- [SET EXERCISE] Show every line in the records below that contains the word "JSON".

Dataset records
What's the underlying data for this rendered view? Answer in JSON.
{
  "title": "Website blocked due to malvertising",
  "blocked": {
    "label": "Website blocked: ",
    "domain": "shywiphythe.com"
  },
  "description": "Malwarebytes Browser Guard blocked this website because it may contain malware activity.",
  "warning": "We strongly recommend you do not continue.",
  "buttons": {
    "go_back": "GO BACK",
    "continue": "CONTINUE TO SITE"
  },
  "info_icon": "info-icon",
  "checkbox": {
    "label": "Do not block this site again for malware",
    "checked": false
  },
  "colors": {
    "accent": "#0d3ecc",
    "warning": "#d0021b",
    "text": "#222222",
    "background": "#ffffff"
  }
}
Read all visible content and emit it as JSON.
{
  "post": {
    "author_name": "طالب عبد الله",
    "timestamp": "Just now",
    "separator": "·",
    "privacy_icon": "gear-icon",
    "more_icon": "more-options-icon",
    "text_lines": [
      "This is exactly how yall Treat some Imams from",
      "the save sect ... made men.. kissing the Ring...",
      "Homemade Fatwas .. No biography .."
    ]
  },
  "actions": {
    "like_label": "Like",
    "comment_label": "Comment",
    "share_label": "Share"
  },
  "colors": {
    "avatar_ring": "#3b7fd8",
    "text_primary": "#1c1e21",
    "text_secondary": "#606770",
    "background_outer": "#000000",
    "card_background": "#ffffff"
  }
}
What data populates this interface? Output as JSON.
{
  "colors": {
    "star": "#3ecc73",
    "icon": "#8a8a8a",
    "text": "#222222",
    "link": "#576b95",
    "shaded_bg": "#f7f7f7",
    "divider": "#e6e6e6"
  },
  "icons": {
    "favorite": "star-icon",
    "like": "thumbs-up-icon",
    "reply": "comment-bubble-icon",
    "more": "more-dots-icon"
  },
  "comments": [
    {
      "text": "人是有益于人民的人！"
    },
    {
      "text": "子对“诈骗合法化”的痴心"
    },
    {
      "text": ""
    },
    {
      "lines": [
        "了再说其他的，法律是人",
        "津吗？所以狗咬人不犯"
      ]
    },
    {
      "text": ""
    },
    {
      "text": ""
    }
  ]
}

- [EXERCISE RESPONSE]
What's the underlying data for this rendered view? Answer in JSON.
Read all visible content and emit it as JSON.
What data populates this interface? Output as JSON.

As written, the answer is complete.